What to do: Search the listing for the string "Friday" and copy every line that contains it.

Provided data:
○ ○ ○ ○ ○

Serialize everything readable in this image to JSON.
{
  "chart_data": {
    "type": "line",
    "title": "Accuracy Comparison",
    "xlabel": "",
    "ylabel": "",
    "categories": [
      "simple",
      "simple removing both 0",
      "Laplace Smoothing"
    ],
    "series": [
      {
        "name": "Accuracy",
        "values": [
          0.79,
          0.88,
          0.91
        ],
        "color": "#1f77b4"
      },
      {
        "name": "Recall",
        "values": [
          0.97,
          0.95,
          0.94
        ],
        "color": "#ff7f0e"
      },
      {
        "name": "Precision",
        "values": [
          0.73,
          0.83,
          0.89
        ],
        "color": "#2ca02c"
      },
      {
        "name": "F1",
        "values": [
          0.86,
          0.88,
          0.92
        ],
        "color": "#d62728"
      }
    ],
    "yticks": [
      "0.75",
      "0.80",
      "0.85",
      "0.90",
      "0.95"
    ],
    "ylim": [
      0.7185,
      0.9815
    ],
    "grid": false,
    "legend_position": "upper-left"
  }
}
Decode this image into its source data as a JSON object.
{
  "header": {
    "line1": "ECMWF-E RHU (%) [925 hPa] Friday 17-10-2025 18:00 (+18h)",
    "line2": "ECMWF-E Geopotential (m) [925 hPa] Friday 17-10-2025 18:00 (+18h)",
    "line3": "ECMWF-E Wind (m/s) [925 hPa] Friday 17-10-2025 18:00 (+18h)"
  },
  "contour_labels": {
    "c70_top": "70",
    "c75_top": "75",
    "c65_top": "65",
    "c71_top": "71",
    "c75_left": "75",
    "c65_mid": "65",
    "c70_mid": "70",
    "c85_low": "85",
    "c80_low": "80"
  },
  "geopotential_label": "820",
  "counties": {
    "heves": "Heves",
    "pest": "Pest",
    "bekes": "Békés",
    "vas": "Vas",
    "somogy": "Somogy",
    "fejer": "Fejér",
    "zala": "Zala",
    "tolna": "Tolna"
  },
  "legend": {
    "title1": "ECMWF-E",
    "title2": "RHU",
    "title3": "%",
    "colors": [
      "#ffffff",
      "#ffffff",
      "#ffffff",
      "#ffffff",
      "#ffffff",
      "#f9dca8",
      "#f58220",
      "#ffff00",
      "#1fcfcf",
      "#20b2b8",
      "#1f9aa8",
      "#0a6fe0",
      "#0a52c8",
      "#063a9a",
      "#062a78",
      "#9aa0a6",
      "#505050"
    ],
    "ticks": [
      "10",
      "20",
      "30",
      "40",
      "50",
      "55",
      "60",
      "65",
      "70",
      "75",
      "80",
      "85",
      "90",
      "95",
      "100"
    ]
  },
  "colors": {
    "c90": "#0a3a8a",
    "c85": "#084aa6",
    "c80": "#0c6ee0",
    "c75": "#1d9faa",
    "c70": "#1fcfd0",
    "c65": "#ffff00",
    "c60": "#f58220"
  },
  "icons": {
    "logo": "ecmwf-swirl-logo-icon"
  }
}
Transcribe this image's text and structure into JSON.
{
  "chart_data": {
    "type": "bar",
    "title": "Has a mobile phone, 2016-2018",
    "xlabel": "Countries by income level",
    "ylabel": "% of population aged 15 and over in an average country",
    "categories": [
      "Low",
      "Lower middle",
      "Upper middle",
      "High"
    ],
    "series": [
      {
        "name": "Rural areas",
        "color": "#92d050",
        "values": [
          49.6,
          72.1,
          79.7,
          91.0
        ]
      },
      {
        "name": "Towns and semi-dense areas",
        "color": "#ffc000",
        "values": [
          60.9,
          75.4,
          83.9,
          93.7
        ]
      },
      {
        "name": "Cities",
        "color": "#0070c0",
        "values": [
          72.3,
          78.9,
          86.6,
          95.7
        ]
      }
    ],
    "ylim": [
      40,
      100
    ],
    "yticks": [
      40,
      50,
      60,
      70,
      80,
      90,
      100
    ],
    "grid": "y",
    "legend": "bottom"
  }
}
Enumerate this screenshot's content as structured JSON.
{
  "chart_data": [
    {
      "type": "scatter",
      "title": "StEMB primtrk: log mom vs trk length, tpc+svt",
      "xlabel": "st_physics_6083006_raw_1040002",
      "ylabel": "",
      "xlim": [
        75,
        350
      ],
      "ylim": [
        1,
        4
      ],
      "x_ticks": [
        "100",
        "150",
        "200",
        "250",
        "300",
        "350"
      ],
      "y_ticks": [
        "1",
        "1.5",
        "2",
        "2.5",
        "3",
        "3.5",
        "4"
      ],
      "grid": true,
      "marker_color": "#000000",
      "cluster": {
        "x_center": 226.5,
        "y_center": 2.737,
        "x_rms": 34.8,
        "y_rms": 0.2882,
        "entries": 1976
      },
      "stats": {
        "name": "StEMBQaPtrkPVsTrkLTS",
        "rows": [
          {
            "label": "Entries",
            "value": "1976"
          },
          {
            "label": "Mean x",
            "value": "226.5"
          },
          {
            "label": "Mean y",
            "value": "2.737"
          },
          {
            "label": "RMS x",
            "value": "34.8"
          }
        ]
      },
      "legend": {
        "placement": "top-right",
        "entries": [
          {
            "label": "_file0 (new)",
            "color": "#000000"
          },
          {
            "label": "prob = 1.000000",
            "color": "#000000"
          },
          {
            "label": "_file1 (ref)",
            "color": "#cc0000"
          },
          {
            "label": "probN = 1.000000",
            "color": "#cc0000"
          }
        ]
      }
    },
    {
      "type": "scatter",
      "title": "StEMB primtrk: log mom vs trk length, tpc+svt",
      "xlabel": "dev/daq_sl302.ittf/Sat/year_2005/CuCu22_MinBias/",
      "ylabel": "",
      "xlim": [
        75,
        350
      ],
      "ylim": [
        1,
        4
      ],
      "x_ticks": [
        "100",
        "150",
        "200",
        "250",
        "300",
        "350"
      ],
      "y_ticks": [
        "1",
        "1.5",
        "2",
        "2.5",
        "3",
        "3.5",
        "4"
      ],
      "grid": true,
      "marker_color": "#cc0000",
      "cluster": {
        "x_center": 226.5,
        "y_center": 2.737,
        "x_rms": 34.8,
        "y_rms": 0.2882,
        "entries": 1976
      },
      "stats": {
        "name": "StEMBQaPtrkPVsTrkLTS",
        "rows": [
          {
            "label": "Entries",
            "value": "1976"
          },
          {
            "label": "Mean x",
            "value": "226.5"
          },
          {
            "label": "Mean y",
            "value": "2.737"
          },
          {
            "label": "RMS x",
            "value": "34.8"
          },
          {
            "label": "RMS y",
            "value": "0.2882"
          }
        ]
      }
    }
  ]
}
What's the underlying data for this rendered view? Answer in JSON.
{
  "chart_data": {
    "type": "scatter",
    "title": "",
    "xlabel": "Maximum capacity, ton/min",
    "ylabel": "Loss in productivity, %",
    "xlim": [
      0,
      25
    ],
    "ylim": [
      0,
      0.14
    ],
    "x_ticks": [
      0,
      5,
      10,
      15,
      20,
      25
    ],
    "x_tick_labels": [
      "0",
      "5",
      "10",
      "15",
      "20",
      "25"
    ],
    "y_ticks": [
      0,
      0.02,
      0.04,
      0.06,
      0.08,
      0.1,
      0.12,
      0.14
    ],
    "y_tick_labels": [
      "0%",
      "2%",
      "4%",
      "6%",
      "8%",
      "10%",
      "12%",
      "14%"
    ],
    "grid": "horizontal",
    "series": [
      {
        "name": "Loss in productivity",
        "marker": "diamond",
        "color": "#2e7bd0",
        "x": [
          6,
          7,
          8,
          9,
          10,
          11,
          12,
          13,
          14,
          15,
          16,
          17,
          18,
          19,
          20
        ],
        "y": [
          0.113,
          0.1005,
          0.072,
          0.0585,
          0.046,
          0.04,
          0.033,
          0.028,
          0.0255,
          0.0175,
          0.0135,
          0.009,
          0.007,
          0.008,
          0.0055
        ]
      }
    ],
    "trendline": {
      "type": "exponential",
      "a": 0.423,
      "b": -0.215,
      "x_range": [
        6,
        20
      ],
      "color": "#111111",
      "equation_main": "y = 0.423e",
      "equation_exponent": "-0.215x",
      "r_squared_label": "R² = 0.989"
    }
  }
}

○ ○ ○ ○ ○

Solution for this problem:
    "line1": "ECMWF-E RHU (%) [925 hPa] Friday 17-10-2025 18:00 (+18h)",
    "line2": "ECMWF-E Geopotential (m) [925 hPa] Friday 17-10-2025 18:00 (+18h)",
    "line3": "ECMWF-E Wind (m/s) [925 hPa] Friday 17-10-2025 18:00 (+18h)"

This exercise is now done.